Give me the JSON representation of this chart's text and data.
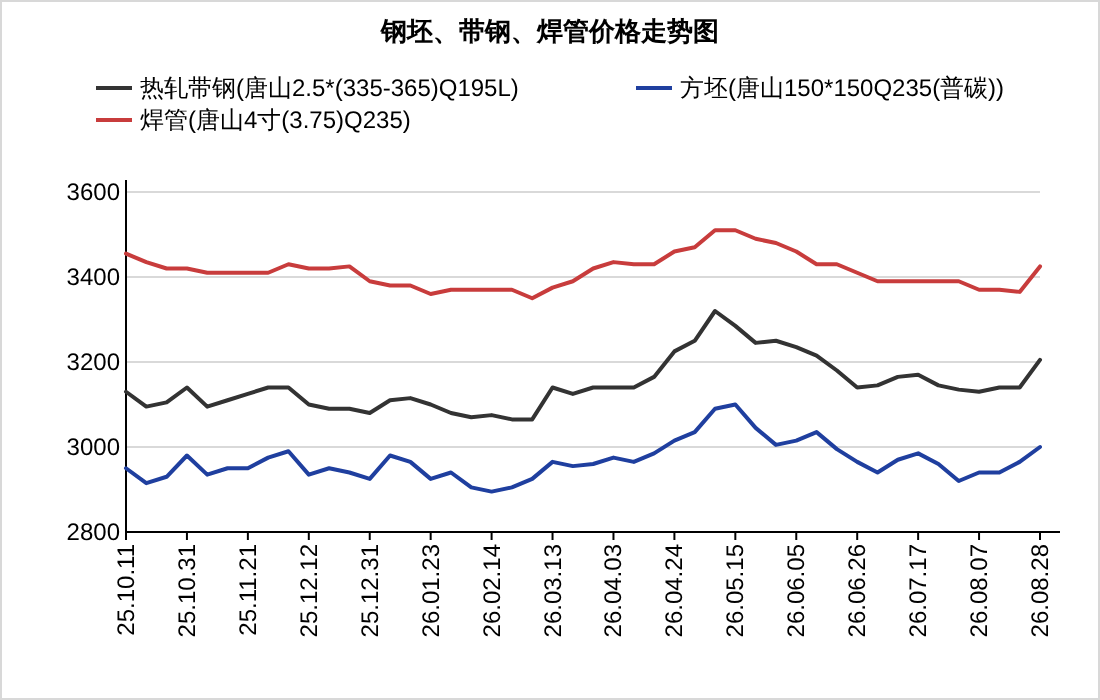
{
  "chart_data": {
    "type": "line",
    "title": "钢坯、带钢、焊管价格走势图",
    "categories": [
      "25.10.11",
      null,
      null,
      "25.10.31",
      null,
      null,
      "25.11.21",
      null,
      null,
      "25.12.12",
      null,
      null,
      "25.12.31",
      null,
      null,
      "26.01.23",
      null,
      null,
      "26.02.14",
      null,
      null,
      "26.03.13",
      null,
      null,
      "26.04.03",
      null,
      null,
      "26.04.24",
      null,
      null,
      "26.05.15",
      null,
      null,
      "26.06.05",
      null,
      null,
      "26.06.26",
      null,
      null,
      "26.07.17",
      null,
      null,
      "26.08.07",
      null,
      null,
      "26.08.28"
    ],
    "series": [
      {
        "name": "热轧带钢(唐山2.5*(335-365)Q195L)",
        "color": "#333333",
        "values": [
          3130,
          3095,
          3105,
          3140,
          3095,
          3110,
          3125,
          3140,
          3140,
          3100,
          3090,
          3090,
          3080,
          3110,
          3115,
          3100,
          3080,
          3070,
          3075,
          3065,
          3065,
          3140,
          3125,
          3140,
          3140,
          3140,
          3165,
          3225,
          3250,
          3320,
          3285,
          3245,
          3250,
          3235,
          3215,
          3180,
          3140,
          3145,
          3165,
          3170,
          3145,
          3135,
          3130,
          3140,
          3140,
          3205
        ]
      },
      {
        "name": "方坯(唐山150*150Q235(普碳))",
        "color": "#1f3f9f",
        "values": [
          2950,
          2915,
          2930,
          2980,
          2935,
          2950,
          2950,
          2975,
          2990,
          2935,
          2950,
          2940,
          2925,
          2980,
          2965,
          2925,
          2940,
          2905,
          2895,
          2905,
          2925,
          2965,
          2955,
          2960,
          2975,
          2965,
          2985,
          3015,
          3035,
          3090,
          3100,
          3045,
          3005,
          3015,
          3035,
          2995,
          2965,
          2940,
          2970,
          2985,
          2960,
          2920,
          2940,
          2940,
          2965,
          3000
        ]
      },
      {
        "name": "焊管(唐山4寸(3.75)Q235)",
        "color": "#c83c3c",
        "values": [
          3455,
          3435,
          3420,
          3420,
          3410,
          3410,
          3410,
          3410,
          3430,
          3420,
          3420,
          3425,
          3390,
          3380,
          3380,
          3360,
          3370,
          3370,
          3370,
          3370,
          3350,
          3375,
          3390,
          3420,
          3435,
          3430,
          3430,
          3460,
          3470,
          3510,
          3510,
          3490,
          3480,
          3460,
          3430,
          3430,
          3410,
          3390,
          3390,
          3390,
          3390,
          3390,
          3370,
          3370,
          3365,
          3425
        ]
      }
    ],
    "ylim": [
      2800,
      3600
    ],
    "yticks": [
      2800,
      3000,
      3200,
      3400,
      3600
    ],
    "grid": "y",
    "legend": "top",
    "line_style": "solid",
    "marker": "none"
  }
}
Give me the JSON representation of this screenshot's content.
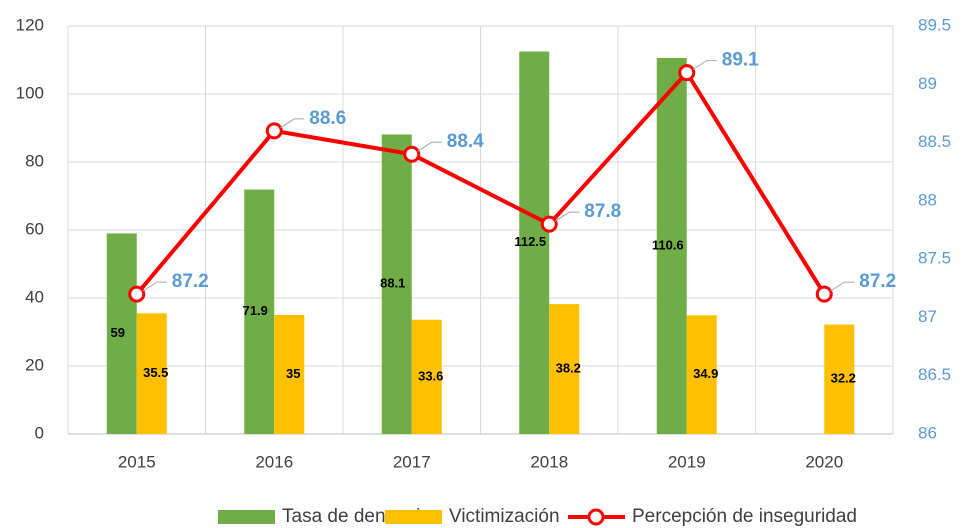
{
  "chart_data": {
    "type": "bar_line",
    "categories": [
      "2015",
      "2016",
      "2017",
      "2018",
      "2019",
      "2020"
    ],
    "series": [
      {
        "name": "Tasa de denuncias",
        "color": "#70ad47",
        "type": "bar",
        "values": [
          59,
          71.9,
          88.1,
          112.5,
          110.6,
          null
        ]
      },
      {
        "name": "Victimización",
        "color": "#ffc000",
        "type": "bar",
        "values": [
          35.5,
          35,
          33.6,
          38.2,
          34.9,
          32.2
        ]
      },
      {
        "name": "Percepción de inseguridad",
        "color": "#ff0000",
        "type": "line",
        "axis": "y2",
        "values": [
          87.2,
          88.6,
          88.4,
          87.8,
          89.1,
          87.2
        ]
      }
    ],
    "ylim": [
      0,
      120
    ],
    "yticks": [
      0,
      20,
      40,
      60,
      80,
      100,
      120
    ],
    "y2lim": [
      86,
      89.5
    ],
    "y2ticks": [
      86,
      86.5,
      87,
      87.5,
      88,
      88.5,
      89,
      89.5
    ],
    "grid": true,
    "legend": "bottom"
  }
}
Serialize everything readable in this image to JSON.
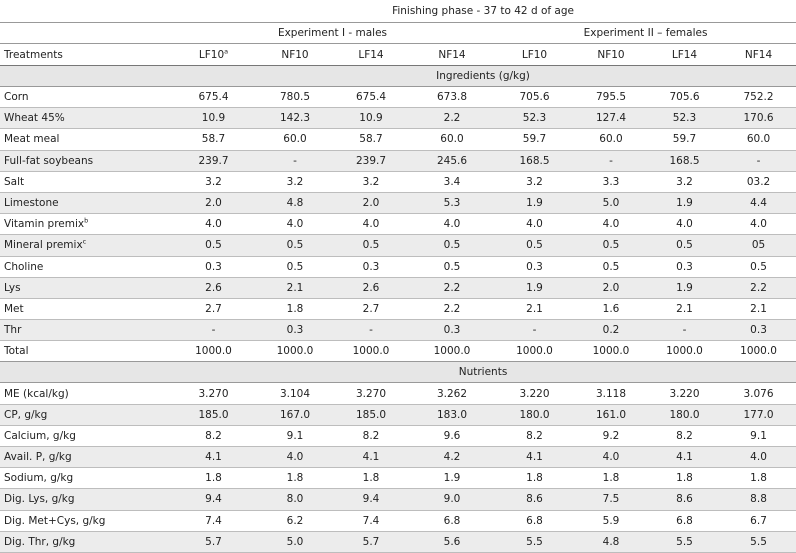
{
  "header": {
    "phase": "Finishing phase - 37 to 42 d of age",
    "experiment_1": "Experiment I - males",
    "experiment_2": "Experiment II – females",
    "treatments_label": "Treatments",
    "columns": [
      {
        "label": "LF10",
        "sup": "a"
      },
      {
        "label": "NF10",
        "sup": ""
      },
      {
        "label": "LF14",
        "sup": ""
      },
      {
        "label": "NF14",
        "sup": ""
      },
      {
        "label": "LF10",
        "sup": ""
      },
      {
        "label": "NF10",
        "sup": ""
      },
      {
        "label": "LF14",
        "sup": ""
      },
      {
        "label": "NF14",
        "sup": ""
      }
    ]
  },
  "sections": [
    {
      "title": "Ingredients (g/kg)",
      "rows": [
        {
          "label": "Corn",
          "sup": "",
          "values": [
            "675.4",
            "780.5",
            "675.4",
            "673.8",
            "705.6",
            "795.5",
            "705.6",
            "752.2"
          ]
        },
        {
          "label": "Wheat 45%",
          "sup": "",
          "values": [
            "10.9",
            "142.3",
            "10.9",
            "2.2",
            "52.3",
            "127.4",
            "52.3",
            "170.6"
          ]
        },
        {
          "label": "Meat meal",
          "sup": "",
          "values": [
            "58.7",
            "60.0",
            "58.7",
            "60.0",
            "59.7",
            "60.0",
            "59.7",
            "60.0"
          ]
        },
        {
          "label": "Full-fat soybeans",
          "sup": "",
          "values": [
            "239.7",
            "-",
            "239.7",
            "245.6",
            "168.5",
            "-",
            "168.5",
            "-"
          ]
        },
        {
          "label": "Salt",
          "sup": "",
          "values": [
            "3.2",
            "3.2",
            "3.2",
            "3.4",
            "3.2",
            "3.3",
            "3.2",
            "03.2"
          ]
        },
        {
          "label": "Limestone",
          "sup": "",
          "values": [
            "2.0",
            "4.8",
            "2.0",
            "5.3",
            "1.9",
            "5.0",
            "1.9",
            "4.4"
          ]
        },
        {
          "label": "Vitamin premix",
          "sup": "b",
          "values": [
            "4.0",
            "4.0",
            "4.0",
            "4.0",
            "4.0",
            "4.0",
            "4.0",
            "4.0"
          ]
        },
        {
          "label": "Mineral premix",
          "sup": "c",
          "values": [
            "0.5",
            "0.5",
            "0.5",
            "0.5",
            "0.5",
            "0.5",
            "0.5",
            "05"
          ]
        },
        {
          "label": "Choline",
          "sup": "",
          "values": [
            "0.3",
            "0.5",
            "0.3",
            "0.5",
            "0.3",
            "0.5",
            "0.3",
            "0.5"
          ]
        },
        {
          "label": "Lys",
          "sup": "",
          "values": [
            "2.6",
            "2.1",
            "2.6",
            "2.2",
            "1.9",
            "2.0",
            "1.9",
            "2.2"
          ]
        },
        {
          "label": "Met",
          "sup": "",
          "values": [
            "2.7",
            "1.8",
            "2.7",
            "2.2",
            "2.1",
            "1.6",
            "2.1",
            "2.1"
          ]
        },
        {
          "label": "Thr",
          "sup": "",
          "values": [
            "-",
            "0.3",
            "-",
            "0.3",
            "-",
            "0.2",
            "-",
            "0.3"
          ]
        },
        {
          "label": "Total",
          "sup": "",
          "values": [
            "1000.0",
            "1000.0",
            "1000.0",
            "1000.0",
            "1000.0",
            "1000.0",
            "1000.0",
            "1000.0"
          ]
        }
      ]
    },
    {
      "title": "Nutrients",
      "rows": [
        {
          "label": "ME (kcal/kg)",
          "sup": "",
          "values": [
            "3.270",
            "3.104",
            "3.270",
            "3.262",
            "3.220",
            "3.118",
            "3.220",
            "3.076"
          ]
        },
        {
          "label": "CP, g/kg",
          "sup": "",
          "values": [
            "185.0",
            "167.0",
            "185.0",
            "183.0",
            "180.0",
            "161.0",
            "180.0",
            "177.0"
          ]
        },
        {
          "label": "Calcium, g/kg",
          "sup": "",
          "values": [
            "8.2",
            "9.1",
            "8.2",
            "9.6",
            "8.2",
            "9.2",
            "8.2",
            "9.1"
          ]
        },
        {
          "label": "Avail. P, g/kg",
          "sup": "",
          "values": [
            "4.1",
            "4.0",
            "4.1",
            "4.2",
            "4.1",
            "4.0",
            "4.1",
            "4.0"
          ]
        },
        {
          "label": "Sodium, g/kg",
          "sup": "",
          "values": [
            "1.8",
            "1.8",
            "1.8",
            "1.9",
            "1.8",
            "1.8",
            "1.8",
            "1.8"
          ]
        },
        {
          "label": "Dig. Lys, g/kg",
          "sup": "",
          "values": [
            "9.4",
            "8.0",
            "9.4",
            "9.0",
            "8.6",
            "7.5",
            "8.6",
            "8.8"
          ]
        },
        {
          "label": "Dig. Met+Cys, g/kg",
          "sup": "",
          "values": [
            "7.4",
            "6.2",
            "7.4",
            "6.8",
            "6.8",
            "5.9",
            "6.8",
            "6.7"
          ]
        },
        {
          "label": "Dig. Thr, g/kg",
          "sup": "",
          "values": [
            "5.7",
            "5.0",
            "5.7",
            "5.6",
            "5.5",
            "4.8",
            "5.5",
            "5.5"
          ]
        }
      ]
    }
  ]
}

WHAT THIS TASK INVOLVES
Pull out and copy each line containing the string "premix".

RESULT BELOW
          "label": "Vitamin premix",
          "label": "Mineral premix",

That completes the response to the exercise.